**Excerpt provided:**
--

In this research, machine learning algorithms are
the primary tools used to predict the MVP win share
of an arbitrary player in future seasons, and all the data
pre-processing, machine learning algorithms, and
analysis of prediction results are implemented with
Python programming language in Jupyer Notebook.
3.2 Data Preprocessing
Preprocessing helps clean, transform, and integrate
data. These processes not only simplify the
construction of machine learning models but also
contribute to the attainment of heightened model
accuracy. The preprocessing techniques used in this
research include filling missing values, hot encoding
categorical variables, feature selection, and data
normalization.
Missing entries are first identified using Jupyter
Notebook and Python. Notice that all the attributes
that contain empty entries are of the type of
percentage. It is observed that the primary reason for
these empty percentages is that the divisor, or the total,
for calculating the percentage is 0 (for instance, the
three-point shot percentage becomes empty if a player
does not make any three-point shot). 0 is thus used to
replace these empty entries.

--

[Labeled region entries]
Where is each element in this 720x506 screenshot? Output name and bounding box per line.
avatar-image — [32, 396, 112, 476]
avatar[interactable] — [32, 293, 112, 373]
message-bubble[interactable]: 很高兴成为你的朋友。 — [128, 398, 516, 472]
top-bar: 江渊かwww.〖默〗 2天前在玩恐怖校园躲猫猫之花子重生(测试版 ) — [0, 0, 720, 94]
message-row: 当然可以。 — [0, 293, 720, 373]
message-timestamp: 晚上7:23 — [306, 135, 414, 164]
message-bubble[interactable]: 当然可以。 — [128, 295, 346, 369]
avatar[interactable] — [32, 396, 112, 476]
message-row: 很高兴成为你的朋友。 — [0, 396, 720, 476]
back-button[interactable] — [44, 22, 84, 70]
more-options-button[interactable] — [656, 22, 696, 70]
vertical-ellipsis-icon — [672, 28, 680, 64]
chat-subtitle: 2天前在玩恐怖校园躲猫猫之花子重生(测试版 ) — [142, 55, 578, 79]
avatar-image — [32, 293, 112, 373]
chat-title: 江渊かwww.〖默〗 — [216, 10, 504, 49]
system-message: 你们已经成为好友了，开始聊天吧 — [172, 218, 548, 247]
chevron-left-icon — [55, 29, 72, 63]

--

In the excerpt on predicting MVP win share, which preprocessing techniques does the research use?

Filling missing values, hot encoding categorical variables, feature selection, and data normalization.